[Provided records]:

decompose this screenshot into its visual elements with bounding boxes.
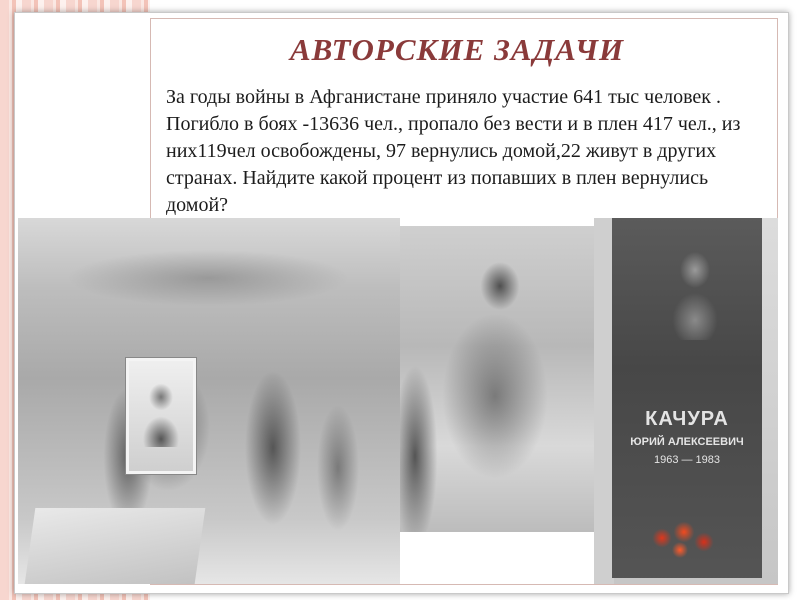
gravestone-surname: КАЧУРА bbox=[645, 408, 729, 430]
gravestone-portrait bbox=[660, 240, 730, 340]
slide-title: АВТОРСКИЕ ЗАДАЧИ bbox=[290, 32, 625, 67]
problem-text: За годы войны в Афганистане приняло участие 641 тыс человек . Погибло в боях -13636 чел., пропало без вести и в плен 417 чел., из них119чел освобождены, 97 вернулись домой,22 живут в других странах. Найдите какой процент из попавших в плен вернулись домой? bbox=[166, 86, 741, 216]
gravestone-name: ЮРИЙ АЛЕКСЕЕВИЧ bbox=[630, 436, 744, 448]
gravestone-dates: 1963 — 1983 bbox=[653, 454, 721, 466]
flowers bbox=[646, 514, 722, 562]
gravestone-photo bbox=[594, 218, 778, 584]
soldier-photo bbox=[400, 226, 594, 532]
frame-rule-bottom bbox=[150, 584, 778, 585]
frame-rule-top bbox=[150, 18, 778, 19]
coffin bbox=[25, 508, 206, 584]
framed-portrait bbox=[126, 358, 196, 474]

[Aim]:
Rewrite the listing above with "gravestone-photo" changed to "headstone-photo" and nothing else altered, and leave out the picture.

[Task output]:
decompose this screenshot into its visual elements with bounding boxes.
gravestone-surname: КАЧУРА bbox=[645, 408, 729, 430]
gravestone-portrait bbox=[660, 240, 730, 340]
slide-title: АВТОРСКИЕ ЗАДАЧИ bbox=[290, 32, 625, 67]
problem-text: За годы войны в Афганистане приняло участие 641 тыс человек . Погибло в боях -13636 чел., пропало без вести и в плен 417 чел., из них119чел освобождены, 97 вернулись домой,22 живут в других странах. Найдите какой процент из попавших в плен вернулись домой? bbox=[166, 86, 741, 216]
gravestone-name: ЮРИЙ АЛЕКСЕЕВИЧ bbox=[630, 436, 744, 448]
gravestone-dates: 1963 — 1983 bbox=[653, 454, 721, 466]
flowers bbox=[646, 514, 722, 562]
headstone-photo bbox=[594, 218, 778, 584]
soldier-photo bbox=[400, 226, 594, 532]
frame-rule-bottom bbox=[150, 584, 778, 585]
frame-rule-top bbox=[150, 18, 778, 19]
coffin bbox=[25, 508, 206, 584]
framed-portrait bbox=[126, 358, 196, 474]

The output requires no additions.